▸ Written instruction
Identify the lines that contain the word "temperatury", then copy them.

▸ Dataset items

# # # # #

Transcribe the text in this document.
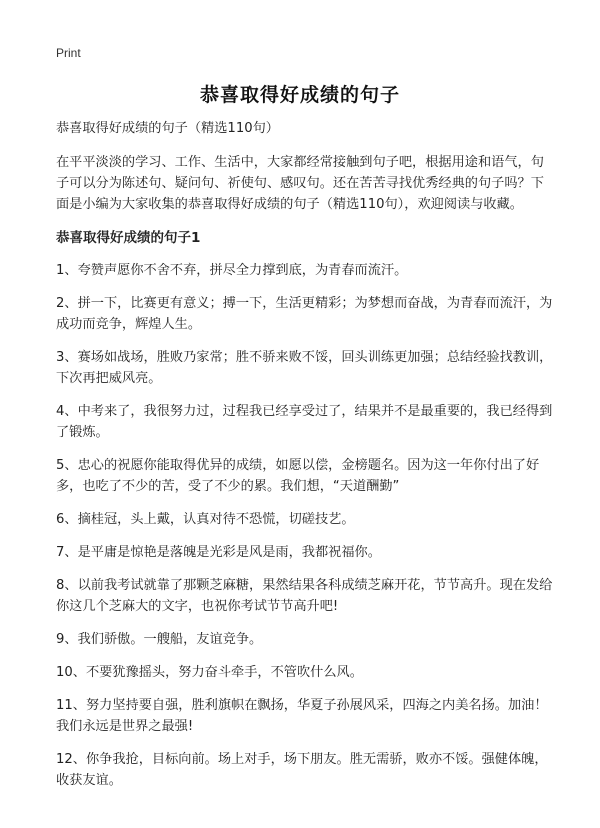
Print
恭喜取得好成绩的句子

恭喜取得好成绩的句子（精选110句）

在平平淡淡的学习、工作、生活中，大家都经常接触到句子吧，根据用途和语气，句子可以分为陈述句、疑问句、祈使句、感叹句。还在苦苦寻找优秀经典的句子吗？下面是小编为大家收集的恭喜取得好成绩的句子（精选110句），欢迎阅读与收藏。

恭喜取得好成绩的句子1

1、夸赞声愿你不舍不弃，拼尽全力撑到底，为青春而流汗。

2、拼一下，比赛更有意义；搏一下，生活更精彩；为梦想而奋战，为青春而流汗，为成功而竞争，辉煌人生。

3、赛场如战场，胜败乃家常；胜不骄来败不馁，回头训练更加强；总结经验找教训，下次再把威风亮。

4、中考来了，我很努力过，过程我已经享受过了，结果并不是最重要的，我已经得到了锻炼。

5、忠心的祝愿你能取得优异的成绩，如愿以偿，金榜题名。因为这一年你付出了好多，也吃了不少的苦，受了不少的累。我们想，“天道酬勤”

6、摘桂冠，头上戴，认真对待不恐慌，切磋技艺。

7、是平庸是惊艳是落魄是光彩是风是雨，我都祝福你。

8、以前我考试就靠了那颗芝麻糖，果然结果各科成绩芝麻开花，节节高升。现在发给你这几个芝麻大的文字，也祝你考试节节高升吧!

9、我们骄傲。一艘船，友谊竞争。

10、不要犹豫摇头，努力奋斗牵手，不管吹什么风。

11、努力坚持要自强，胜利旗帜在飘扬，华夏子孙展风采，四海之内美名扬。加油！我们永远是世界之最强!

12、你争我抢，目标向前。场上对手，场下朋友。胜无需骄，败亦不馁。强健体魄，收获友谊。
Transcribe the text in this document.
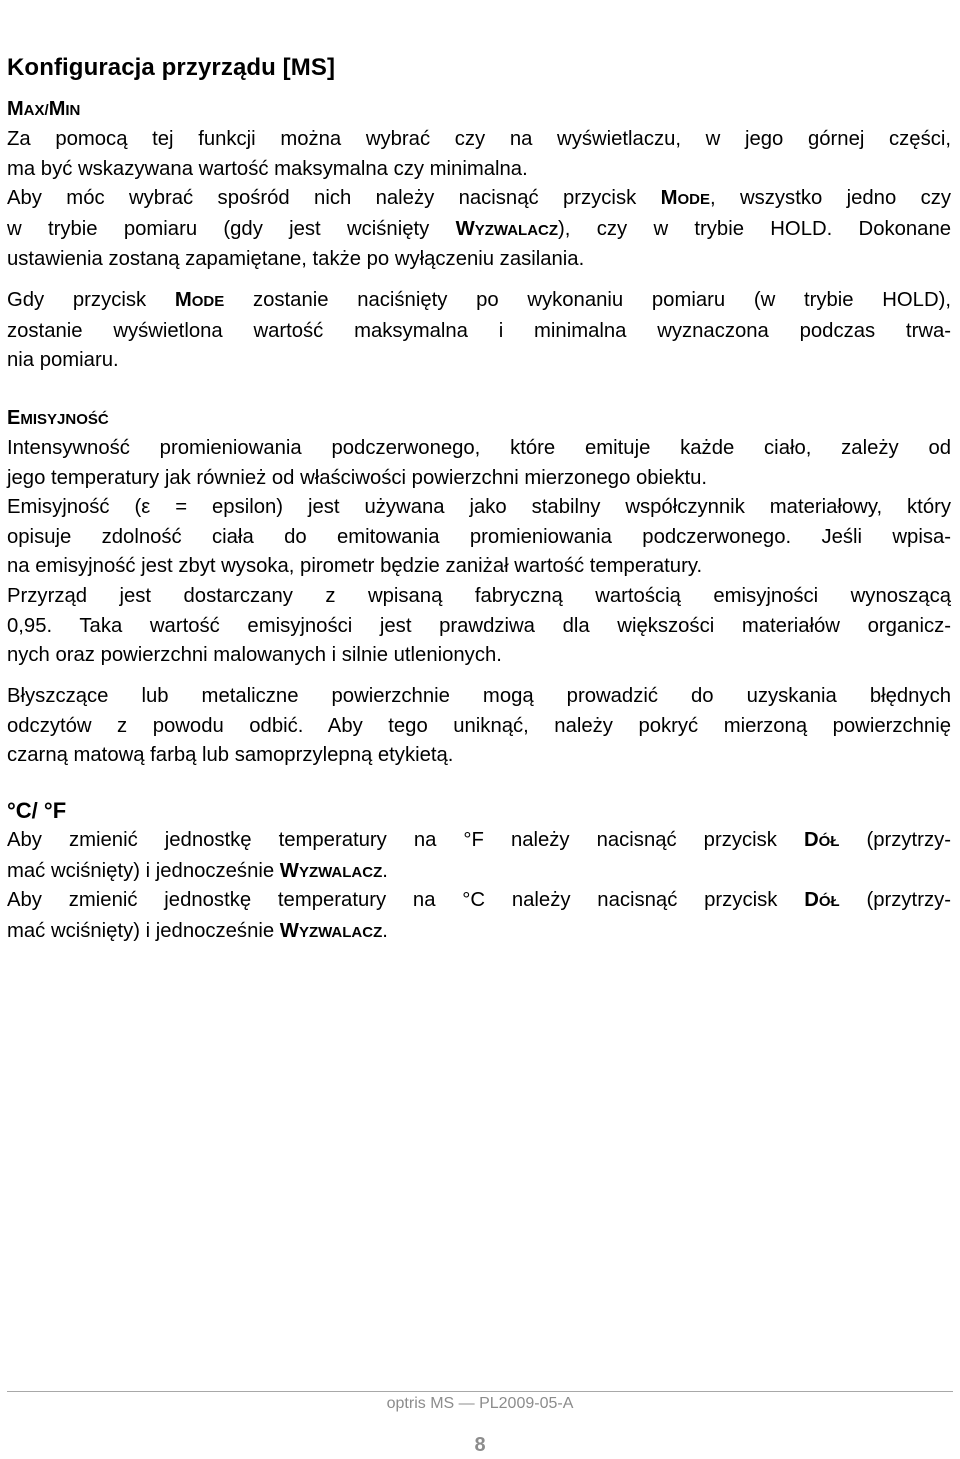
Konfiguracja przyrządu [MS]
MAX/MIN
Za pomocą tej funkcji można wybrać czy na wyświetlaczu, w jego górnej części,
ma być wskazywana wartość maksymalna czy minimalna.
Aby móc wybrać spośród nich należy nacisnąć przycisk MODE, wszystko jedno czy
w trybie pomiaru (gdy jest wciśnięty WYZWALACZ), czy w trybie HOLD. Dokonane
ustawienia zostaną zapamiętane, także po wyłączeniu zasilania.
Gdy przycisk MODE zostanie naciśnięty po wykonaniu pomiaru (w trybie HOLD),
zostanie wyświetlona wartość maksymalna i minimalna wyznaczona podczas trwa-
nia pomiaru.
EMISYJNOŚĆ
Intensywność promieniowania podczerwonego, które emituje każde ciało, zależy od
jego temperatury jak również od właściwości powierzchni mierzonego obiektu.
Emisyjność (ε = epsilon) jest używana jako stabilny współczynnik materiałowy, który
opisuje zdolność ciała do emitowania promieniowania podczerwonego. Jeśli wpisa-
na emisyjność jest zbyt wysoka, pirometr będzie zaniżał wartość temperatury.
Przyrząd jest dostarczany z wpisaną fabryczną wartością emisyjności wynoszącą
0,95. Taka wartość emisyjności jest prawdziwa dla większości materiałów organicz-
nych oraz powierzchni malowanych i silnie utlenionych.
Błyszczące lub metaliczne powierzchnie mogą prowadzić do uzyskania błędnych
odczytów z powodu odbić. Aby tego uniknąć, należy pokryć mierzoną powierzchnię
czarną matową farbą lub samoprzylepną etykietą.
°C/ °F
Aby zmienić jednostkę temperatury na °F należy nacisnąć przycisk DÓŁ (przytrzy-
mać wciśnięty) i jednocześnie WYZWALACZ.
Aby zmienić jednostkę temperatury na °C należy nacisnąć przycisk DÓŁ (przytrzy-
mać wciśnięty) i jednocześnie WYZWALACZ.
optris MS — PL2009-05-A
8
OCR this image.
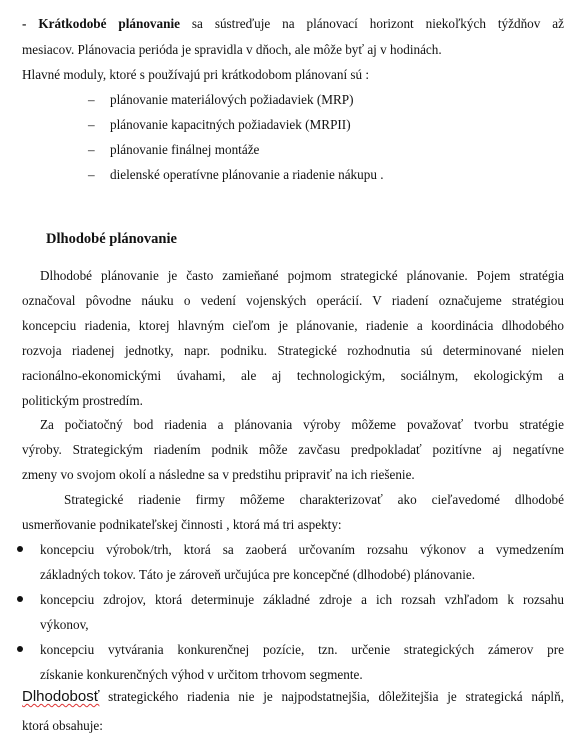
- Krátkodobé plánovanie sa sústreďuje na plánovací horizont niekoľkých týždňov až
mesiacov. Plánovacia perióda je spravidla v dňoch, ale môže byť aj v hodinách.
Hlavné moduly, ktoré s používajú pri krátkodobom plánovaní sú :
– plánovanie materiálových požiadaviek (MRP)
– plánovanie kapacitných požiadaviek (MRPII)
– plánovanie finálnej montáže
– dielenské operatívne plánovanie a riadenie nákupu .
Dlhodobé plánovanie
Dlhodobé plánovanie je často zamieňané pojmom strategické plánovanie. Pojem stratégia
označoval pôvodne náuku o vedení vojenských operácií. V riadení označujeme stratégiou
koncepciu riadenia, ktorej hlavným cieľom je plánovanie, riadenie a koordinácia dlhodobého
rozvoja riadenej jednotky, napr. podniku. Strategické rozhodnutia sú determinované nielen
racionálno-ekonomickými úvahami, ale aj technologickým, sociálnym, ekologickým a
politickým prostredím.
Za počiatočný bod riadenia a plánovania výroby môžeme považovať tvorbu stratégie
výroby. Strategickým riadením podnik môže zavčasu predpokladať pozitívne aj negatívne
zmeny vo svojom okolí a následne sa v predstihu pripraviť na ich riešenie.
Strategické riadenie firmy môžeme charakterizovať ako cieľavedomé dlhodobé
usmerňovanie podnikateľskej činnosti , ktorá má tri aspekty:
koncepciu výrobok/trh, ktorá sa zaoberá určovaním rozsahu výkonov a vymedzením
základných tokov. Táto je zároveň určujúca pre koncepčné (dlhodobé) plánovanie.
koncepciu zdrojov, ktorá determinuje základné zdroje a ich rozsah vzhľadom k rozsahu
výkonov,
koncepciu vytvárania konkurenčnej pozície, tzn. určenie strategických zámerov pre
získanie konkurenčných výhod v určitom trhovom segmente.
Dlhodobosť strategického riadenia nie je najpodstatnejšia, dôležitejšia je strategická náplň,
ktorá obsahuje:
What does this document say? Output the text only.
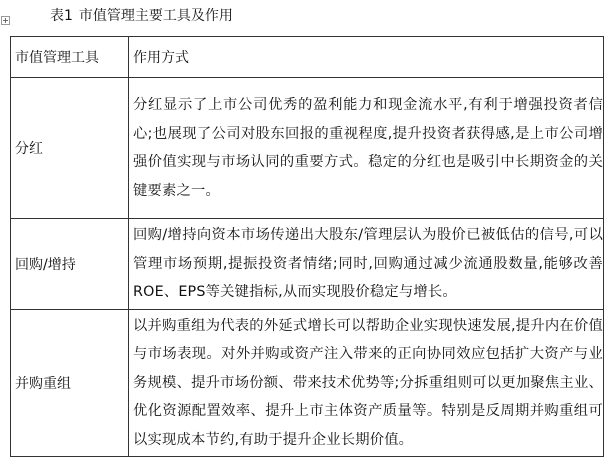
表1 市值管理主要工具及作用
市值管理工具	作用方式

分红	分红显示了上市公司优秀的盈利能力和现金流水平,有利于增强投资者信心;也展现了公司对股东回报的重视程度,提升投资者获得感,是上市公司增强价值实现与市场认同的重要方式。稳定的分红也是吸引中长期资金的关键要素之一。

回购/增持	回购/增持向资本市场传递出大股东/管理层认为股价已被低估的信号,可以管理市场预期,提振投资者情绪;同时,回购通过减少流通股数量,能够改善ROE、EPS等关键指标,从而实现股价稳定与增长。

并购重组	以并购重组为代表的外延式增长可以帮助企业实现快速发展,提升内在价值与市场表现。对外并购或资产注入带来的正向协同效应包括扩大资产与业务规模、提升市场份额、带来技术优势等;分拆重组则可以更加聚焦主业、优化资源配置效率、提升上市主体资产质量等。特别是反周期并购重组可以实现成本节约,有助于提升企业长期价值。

# # # # #

▸ Solution below
jego temperatury jak również od właściwości powierzchni mierzonego obiektu.
na emisyjność jest zbyt wysoka, pirometr będzie zaniżał wartość temperatury.
Aby zmienić jednostkę temperatury na °F należy nacisnąć przycisk DÓŁ (przytrzy-
Aby zmienić jednostkę temperatury na °C należy nacisnąć przycisk DÓŁ (przytrzy-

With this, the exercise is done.